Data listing
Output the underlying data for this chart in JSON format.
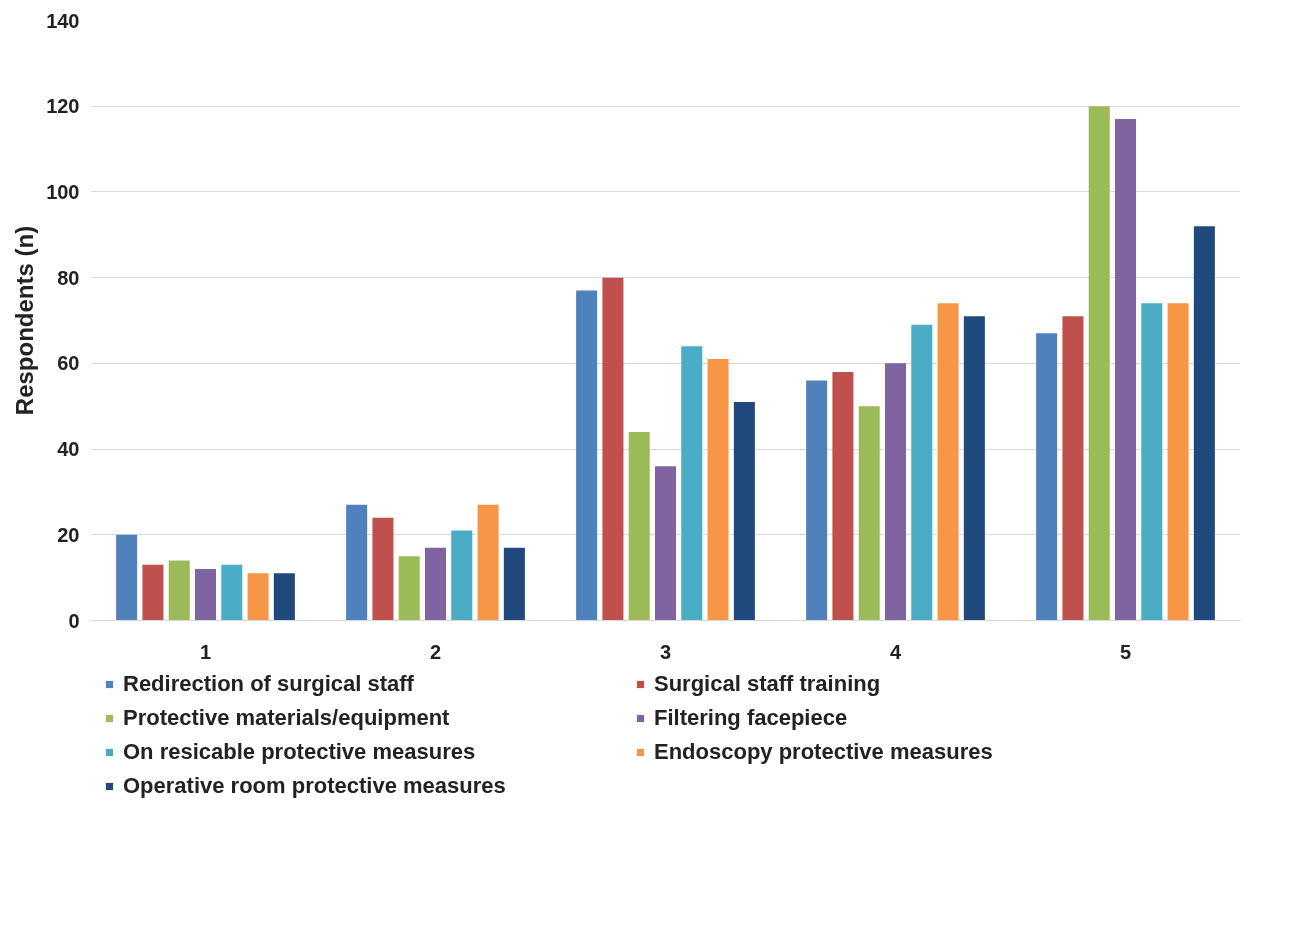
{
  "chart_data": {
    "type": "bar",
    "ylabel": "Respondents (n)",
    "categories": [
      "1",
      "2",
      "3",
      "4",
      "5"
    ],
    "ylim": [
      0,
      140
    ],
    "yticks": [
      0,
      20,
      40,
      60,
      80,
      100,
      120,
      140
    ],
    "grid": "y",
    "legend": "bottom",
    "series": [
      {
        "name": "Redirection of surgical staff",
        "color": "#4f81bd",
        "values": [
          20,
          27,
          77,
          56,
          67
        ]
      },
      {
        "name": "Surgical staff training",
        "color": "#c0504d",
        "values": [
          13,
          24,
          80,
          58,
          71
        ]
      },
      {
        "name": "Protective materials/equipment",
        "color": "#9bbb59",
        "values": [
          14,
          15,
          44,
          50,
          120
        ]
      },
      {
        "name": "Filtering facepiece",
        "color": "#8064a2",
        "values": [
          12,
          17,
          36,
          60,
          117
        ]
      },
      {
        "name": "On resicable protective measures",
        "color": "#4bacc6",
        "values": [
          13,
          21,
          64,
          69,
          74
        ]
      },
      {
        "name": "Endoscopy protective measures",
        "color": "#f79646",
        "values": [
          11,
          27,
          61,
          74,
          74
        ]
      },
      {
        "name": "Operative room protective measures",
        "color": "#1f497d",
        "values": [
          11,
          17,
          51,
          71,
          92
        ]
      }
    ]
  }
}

**WRITTEN TASK**. Copy, from the material above, each line in which the string "staff" occurs.

**WRITTEN SOLUTION**.
        "name": "Redirection of surgical staff",
        "name": "Surgical staff training",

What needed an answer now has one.